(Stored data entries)
+++
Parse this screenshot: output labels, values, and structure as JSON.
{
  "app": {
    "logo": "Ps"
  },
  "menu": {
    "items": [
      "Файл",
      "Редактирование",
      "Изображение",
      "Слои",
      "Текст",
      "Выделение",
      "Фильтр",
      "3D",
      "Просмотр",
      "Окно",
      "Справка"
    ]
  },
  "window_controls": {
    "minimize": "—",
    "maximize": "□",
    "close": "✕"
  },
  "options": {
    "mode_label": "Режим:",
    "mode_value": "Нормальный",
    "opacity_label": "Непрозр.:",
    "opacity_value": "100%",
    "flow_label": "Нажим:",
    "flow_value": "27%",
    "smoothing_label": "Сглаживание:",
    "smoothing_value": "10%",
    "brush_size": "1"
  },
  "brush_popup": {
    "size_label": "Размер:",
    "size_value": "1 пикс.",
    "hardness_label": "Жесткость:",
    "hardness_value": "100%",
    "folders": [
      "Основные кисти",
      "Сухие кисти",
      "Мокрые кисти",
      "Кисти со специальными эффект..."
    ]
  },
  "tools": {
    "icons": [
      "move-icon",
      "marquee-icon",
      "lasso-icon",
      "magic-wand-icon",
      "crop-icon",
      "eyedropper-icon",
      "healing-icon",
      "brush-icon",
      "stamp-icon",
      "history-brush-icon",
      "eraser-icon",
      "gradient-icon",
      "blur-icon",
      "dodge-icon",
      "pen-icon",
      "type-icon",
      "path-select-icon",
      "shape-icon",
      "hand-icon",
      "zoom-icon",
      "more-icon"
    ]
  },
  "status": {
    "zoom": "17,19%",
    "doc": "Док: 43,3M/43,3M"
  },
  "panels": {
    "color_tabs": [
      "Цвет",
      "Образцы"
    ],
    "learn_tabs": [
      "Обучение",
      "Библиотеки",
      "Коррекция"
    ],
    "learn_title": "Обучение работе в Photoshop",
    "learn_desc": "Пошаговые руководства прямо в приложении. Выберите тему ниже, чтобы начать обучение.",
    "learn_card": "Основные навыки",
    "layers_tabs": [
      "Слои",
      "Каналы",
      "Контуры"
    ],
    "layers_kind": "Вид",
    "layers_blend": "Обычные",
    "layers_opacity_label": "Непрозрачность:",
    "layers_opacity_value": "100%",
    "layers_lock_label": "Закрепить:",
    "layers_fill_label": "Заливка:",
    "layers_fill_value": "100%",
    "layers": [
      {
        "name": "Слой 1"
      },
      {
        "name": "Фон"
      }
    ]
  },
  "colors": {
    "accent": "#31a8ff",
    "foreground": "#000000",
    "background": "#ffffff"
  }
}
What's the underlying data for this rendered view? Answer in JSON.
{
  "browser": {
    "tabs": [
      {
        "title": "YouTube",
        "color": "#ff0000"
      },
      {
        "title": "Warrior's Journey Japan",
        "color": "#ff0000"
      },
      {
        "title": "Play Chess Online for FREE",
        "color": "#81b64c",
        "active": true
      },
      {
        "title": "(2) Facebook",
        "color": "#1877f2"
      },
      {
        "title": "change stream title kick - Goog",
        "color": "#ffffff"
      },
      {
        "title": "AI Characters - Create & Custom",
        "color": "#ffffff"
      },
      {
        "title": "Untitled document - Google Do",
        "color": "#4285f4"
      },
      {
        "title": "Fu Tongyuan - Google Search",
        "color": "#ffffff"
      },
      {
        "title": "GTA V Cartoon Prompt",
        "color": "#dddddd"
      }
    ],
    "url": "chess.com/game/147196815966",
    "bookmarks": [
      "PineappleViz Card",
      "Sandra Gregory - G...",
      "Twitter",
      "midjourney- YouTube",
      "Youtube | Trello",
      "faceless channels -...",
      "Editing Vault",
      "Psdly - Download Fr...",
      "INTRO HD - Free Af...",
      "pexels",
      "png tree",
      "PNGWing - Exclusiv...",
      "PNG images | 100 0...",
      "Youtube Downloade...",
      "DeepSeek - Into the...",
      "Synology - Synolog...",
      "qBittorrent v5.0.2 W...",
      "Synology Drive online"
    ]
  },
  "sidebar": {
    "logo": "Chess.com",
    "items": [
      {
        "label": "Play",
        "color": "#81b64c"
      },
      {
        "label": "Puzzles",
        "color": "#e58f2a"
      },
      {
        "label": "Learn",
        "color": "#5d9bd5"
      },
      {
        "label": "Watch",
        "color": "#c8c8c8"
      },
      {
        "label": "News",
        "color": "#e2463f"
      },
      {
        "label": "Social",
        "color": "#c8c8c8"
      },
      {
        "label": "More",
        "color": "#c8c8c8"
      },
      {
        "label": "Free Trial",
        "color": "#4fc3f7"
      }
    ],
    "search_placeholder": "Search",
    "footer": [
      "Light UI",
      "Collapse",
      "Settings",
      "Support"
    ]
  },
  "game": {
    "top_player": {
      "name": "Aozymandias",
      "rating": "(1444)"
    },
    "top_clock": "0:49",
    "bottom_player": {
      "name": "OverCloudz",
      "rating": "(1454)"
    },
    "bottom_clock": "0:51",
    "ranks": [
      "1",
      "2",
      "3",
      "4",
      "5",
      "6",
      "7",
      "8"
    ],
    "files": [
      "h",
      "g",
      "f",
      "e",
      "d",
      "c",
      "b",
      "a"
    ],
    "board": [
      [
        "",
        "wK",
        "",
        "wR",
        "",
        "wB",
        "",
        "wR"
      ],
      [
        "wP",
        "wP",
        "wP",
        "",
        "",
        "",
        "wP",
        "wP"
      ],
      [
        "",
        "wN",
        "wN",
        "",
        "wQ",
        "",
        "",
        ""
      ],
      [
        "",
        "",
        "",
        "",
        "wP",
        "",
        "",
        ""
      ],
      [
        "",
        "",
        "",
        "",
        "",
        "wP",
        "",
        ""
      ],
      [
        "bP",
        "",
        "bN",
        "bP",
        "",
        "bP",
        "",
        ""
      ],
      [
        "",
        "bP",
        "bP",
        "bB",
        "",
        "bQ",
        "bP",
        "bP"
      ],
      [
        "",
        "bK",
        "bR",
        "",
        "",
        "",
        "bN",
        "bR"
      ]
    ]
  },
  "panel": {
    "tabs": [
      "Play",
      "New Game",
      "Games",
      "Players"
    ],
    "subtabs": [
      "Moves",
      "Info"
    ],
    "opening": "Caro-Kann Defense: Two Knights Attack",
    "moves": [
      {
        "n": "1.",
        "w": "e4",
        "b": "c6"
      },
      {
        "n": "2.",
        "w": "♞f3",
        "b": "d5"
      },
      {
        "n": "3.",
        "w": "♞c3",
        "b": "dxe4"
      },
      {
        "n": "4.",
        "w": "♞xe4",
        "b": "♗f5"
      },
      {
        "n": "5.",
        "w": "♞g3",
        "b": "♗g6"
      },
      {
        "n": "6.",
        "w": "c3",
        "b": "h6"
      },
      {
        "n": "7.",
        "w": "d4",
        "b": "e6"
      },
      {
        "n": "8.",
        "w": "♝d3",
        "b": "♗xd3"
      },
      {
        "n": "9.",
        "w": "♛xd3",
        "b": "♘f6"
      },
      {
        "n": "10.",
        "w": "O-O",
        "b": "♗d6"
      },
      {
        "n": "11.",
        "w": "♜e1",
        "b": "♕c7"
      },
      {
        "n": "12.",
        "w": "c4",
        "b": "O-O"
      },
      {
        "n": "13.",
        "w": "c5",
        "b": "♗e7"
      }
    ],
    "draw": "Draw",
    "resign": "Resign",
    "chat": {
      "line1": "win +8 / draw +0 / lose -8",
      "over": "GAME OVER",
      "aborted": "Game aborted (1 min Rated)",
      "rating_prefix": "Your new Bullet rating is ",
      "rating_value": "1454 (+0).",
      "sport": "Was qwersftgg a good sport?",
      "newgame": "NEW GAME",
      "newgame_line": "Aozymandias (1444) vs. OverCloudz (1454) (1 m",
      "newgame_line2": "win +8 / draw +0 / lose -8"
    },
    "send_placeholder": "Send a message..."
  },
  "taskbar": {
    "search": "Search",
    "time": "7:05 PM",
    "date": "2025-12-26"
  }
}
+++
▶ _What you are asked to do_:
Go through the listing above and return every line where the word "this" occurs.

▶ _The reply_:
Parse this screenshot: output labels, values, and structure as JSON.
What's the underlying data for this rendered view? Answer in JSON.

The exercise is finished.